*Task to complete:* Collect each line of the entries that holds the string "Attention".

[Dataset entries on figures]
——
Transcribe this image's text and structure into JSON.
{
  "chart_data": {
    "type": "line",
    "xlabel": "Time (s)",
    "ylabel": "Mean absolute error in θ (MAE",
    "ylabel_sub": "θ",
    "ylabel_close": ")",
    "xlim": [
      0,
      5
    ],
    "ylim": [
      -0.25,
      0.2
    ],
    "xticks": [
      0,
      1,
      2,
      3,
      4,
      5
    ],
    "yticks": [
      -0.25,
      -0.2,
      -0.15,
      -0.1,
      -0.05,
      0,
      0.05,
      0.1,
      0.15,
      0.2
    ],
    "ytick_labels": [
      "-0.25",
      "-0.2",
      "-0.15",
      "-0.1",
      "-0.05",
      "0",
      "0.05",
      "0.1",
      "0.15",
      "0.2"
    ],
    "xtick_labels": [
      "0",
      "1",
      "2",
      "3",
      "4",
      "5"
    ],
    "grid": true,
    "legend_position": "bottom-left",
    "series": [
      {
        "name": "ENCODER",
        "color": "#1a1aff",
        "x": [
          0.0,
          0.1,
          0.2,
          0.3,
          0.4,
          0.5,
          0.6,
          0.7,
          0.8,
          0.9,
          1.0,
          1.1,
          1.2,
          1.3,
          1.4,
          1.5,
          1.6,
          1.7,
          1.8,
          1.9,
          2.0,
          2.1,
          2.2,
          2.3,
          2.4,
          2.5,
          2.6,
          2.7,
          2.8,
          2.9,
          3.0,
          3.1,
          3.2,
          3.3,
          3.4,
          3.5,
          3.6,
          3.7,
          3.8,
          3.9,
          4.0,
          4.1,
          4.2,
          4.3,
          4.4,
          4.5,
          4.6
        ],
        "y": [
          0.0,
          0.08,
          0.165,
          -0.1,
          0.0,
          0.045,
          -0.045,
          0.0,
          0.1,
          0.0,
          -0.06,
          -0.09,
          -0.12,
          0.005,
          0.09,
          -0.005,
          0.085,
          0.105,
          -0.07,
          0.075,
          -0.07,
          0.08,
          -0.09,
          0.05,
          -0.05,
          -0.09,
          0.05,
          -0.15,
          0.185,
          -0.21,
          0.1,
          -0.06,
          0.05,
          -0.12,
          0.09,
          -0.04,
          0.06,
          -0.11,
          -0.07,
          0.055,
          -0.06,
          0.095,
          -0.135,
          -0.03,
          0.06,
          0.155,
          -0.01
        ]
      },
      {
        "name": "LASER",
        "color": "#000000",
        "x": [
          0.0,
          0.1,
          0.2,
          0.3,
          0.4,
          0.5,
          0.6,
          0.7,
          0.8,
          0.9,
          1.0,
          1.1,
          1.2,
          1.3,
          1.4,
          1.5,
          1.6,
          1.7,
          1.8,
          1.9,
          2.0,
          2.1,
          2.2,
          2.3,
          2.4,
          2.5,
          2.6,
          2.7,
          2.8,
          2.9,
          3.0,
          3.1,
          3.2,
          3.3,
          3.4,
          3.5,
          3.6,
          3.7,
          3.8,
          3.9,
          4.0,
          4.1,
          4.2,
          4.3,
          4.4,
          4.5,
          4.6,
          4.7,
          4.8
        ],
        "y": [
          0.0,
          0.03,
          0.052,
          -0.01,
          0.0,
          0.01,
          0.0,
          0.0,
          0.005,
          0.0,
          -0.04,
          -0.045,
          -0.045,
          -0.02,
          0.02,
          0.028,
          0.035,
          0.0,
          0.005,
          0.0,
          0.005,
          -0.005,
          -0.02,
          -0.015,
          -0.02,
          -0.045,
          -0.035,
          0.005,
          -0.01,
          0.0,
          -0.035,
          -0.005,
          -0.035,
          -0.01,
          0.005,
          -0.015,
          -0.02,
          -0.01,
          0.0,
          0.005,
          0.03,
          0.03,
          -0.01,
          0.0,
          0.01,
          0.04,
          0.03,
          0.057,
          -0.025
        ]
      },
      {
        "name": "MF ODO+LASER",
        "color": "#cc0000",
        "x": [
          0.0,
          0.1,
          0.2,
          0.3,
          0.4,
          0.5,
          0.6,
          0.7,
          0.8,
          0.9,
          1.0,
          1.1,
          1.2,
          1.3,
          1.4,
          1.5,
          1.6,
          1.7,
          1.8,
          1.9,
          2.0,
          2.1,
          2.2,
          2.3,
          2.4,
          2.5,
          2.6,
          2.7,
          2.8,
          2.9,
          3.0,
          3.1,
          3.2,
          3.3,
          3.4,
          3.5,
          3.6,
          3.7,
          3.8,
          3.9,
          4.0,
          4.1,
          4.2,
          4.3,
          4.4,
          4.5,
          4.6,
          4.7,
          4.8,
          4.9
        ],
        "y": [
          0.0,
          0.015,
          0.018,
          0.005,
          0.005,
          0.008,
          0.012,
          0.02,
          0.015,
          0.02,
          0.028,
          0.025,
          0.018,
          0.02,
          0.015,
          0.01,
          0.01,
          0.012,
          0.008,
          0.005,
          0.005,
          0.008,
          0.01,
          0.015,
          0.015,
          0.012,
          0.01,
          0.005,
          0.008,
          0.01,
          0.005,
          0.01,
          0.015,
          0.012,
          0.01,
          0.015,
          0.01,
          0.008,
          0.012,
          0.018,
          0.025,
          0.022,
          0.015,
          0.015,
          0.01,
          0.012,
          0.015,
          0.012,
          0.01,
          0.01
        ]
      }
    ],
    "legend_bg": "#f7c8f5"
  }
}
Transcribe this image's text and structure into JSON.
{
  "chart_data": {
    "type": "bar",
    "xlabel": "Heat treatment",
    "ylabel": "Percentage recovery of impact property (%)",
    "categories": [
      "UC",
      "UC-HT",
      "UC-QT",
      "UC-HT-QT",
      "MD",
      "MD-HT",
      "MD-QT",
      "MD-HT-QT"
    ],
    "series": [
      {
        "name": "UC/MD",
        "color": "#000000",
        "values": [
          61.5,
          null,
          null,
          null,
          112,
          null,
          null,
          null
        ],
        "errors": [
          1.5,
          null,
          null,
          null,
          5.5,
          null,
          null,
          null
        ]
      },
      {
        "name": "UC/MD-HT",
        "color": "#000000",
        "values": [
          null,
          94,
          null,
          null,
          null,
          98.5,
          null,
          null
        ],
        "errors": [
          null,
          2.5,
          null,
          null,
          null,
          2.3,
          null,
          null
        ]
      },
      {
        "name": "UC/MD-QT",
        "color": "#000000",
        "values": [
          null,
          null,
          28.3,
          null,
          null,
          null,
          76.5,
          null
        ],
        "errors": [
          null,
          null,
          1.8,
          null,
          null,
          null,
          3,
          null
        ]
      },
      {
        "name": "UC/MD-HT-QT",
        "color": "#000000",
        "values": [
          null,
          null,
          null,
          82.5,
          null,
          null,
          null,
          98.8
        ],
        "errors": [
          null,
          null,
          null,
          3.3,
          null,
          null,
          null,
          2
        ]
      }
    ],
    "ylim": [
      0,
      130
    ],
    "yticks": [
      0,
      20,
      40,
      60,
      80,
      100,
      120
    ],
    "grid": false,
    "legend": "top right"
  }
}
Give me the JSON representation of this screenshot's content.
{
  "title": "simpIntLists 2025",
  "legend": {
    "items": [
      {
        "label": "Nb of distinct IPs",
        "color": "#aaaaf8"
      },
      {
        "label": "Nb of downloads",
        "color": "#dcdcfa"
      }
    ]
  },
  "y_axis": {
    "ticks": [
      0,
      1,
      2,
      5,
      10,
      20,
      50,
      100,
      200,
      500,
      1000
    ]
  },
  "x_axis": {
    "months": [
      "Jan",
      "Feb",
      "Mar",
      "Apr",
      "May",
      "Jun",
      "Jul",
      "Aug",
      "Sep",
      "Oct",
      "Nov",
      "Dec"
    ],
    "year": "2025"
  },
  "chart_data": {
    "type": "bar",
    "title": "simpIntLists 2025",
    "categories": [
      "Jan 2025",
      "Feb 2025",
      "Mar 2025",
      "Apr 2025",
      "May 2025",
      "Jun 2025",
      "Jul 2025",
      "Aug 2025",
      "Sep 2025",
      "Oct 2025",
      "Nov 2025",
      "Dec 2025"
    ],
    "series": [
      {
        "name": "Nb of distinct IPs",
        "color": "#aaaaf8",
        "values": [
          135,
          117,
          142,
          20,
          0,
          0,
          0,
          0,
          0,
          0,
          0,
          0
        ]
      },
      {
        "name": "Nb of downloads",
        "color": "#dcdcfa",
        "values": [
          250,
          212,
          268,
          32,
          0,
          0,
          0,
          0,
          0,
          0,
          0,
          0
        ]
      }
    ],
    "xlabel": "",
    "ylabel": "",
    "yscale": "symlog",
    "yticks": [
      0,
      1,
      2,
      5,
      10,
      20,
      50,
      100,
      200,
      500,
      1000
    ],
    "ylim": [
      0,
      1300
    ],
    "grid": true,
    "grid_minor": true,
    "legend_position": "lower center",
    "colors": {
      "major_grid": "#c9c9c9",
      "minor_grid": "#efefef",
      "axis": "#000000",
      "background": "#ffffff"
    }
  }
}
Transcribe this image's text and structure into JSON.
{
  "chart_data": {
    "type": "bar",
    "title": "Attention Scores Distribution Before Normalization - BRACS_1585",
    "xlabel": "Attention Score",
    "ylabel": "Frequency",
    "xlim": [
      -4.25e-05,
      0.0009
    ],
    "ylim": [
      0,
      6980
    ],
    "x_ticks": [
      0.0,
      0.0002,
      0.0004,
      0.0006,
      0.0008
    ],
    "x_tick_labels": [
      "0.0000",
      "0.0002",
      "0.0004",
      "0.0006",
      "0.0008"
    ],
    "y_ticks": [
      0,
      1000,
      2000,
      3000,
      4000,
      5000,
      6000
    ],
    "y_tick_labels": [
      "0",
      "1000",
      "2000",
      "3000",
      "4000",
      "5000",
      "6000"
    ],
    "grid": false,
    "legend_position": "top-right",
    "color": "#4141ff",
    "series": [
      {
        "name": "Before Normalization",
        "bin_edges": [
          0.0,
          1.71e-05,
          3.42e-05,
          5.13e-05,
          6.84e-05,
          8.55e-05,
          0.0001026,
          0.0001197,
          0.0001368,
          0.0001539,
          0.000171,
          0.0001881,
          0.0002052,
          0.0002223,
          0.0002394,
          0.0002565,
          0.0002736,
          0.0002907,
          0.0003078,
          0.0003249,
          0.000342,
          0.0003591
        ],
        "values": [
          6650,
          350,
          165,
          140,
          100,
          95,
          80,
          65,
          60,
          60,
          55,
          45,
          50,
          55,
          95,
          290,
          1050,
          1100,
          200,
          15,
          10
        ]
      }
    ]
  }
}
——
*Problem solution:*
    "title": "Attention Scores Distribution Before Normalization - BRACS_1585",
    "xlabel": "Attention Score",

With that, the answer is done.